_DATA PROVIDED_:
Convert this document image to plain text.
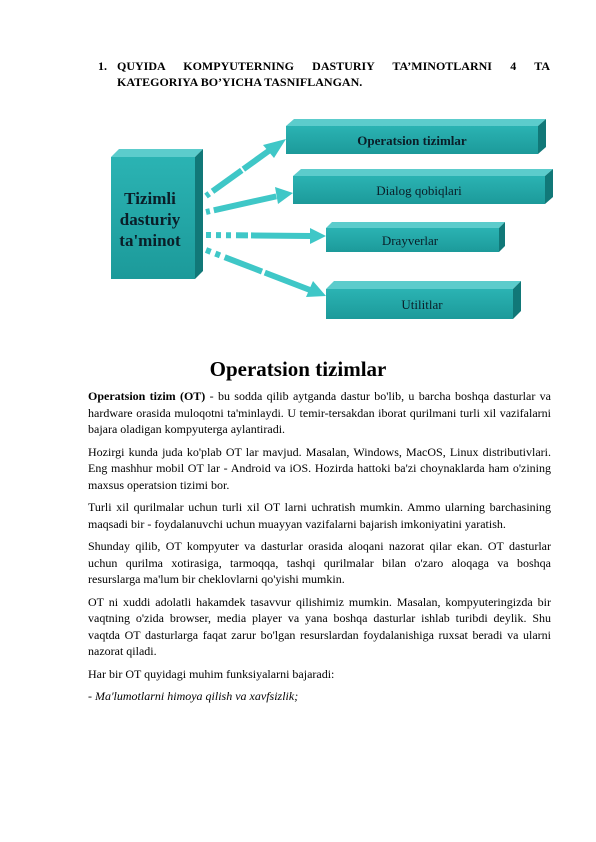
1. QUYIDA KOMPYUTERNING DASTURIY TA’MINOTLARNI 4 TA KATEGORIYA BO’YICHA TASNIFLANGAN.
Tizimli
dasturiy
ta'minot
Operatsion tizimlar
Dialog qobiqlari
Drayverlar
Utilitlar
Operatsion tizimlar

Operatsion tizim (OT) - bu sodda qilib aytganda dastur bo'lib, u barcha boshqa dasturlar va hardware orasida muloqotni ta'minlaydi. U temir-tersakdan iborat qurilmani turli xil vazifalarni bajara oladigan kompyuterga aylantiradi.

Hozirgi kunda juda ko'plab OT lar mavjud. Masalan, Windows, MacOS, Linux distributivlari. Eng mashhur mobil OT lar - Android va iOS. Hozirda hattoki ba'zi choynaklarda ham o'zining maxsus operatsion tizimi bor.

Turli xil qurilmalar uchun turli xil OT larni uchratish mumkin. Ammo ularning barchasining maqsadi bir - foydalanuvchi uchun muayyan vazifalarni bajarish imkoniyatini yaratish.

Shunday qilib, OT kompyuter va dasturlar orasida aloqani nazorat qilar ekan. OT dasturlar uchun qurilma xotirasiga, tarmoqqa, tashqi qurilmalar bilan o'zaro aloqaga va boshqa resurslarga ma'lum bir cheklovlarni qo'yishi mumkin.

OT ni xuddi adolatli hakamdek tasavvur qilishimiz mumkin. Masalan, kompyuteringizda bir vaqtning o'zida browser, media player va yana boshqa dasturlar ishlab turibdi deylik. Shu vaqtda OT dasturlarga faqat zarur bo'lgan resurslardan foydalanishiga ruxsat beradi va ularni nazorat qiladi.

Har bir OT quyidagi muhim funksiyalarni bajaradi:

- Ma'lumotlarni himoya qilish va xavfsizlik;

_OBJECTIVE_: Leave out the pictures and print every line of the data exactly.

_RESPONSE FOR THIS EXERCISE_:
Convert this document image to plain text.
1. QUYIDA KOMPYUTERNING DASTURIY TA’MINOTLARNI 4 TA KATEGORIYA BO’YICHA TASNIFLANGAN.
Tizimli
dasturiy
ta'minot
Operatsion tizimlar
Dialog qobiqlari
Drayverlar
Utilitlar
Operatsion tizimlar

Operatsion tizim (OT) - bu sodda qilib aytganda dastur bo'lib, u barcha boshqa dasturlar va hardware orasida muloqotni ta'minlaydi. U temir-tersakdan iborat qurilmani turli xil vazifalarni bajara oladigan kompyuterga aylantiradi.

Hozirgi kunda juda ko'plab OT lar mavjud. Masalan, Windows, MacOS, Linux distributivlari. Eng mashhur mobil OT lar - Android va iOS. Hozirda hattoki ba'zi choynaklarda ham o'zining maxsus operatsion tizimi bor.

Turli xil qurilmalar uchun turli xil OT larni uchratish mumkin. Ammo ularning barchasining maqsadi bir - foydalanuvchi uchun muayyan vazifalarni bajarish imkoniyatini yaratish.

Shunday qilib, OT kompyuter va dasturlar orasida aloqani nazorat qilar ekan. OT dasturlar uchun qurilma xotirasiga, tarmoqqa, tashqi qurilmalar bilan o'zaro aloqaga va boshqa resurslarga ma'lum bir cheklovlarni qo'yishi mumkin.

OT ni xuddi adolatli hakamdek tasavvur qilishimiz mumkin. Masalan, kompyuteringizda bir vaqtning o'zida browser, media player va yana boshqa dasturlar ishlab turibdi deylik. Shu vaqtda OT dasturlarga faqat zarur bo'lgan resurslardan foydalanishiga ruxsat beradi va ularni nazorat qiladi.

Har bir OT quyidagi muhim funksiyalarni bajaradi:

- Ma'lumotlarni himoya qilish va xavfsizlik;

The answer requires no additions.